====== ROWS ======

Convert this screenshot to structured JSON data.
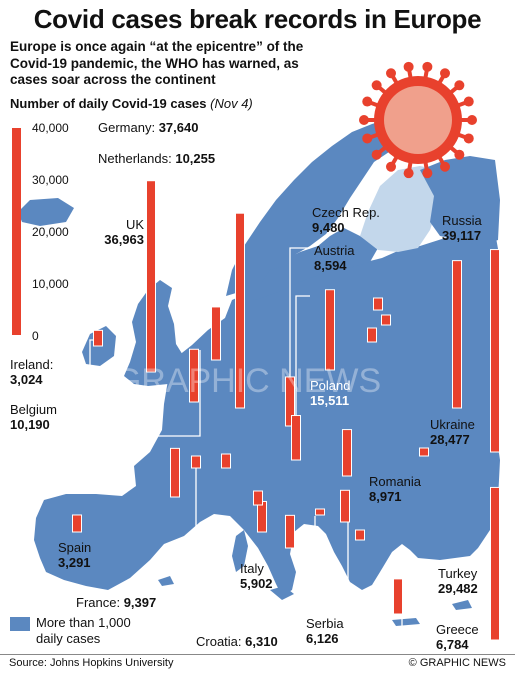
{
  "title": "Covid cases break records in Europe",
  "subtitle": "Europe is once again “at the epicentre” of the Covid-19 pandemic, the WHO has warned, as cases soar across the continent",
  "chart_title": "Number of daily Covid-19 cases",
  "chart_date": "(Nov 4)",
  "source": "Source: Johns Hopkins University",
  "credit": "© GRAPHIC NEWS",
  "watermark": "GRAPHIC NEWS",
  "legend": {
    "label": "More than 1,000 daily cases",
    "color": "#5b88c0"
  },
  "colors": {
    "sea": "#ffffff",
    "highlight": "#5b88c0",
    "other_land": "#c3d7eb",
    "bar": "#e8412d"
  },
  "chart_data": {
    "type": "bar",
    "unit": "daily cases",
    "scale_ticks": [
      "40,000",
      "30,000",
      "20,000",
      "10,000",
      "0"
    ],
    "ylim": [
      0,
      40000
    ],
    "countries": [
      {
        "name": "Germany",
        "value": 37640,
        "value_label": "37,640"
      },
      {
        "name": "Netherlands",
        "value": 10255,
        "value_label": "10,255"
      },
      {
        "name": "UK",
        "value": 36963,
        "value_label": "36,963"
      },
      {
        "name": "Ireland",
        "value": 3024,
        "value_label": "3,024"
      },
      {
        "name": "Belgium",
        "value": 10190,
        "value_label": "10,190"
      },
      {
        "name": "Czech Rep.",
        "value": 9480,
        "value_label": "9,480"
      },
      {
        "name": "Austria",
        "value": 8594,
        "value_label": "8,594"
      },
      {
        "name": "Poland",
        "value": 15511,
        "value_label": "15,511"
      },
      {
        "name": "Russia",
        "value": 39117,
        "value_label": "39,117"
      },
      {
        "name": "Ukraine",
        "value": 28477,
        "value_label": "28,477"
      },
      {
        "name": "Romania",
        "value": 8971,
        "value_label": "8,971"
      },
      {
        "name": "Spain",
        "value": 3291,
        "value_label": "3,291"
      },
      {
        "name": "France",
        "value": 9397,
        "value_label": "9,397"
      },
      {
        "name": "Italy",
        "value": 5902,
        "value_label": "5,902"
      },
      {
        "name": "Serbia",
        "value": 6126,
        "value_label": "6,126"
      },
      {
        "name": "Croatia",
        "value": 6310,
        "value_label": "6,310"
      },
      {
        "name": "Turkey",
        "value": 29482,
        "value_label": "29,482"
      },
      {
        "name": "Greece",
        "value": 6784,
        "value_label": "6,784"
      }
    ]
  }
}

======

GOAL:
Identify the lines in the entries that hold "GRAPHIC" and return each one.

RESPONSE FOR THIS EXERCISE:
  "credit": "© GRAPHIC NEWS",
  "watermark": "GRAPHIC NEWS",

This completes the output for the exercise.